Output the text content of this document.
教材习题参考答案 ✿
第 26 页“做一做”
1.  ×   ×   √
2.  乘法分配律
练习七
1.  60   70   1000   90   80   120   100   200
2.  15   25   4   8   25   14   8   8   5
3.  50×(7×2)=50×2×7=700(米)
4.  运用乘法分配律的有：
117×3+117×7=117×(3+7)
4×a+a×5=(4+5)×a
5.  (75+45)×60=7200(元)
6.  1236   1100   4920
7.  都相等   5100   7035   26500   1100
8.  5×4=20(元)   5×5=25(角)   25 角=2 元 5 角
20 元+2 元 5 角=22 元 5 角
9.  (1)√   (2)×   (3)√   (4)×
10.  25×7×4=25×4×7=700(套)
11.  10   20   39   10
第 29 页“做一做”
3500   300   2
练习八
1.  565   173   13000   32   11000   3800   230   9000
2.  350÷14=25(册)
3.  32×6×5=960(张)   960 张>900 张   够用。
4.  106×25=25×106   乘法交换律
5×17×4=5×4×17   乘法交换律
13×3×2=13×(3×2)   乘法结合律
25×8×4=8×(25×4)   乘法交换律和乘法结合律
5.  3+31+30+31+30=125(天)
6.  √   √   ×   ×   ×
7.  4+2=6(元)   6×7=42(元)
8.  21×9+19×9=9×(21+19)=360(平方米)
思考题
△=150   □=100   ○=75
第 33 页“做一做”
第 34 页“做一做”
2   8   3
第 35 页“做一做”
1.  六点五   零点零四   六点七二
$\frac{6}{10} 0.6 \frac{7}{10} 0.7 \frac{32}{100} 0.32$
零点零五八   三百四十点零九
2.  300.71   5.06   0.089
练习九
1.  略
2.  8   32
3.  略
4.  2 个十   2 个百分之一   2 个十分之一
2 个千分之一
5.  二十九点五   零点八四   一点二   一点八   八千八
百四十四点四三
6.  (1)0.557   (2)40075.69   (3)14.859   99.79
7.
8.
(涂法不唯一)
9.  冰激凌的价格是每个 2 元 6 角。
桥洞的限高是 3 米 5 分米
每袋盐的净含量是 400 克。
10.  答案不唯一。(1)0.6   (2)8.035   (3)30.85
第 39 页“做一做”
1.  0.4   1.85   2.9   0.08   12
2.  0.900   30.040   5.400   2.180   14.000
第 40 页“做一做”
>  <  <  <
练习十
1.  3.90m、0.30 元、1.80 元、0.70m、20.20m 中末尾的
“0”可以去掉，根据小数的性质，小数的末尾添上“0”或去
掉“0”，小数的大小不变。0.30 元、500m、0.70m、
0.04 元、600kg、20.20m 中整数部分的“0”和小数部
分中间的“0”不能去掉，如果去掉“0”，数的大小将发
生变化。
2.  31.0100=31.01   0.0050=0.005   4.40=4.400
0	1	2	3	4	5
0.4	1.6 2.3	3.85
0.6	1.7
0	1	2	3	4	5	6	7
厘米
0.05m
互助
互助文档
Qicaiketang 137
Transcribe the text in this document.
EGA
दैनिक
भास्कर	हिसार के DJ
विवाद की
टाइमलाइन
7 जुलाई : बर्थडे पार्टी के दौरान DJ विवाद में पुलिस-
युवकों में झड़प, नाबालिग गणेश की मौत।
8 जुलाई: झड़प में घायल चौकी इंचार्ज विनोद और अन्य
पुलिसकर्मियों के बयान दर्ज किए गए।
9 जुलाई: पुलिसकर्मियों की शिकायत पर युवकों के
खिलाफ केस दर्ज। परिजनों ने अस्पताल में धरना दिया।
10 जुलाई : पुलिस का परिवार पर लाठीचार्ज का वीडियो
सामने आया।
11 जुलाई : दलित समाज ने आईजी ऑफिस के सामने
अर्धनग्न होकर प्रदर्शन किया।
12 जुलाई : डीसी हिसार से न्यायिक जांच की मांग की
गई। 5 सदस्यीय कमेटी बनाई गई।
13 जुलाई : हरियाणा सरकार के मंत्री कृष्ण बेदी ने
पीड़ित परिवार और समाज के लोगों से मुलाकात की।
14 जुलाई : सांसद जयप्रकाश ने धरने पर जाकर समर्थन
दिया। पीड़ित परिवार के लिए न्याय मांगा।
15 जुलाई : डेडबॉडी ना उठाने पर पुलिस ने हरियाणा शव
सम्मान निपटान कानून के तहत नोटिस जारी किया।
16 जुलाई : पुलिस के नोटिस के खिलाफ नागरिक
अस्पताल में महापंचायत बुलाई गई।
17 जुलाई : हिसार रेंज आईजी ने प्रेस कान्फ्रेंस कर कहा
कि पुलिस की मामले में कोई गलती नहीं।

# # # # # # #

* **Stated problem**
Among the entries above, identify all lines with "document" and copy them.

* **The answer**
Output the text content of this document.
Transcribe the text in this document.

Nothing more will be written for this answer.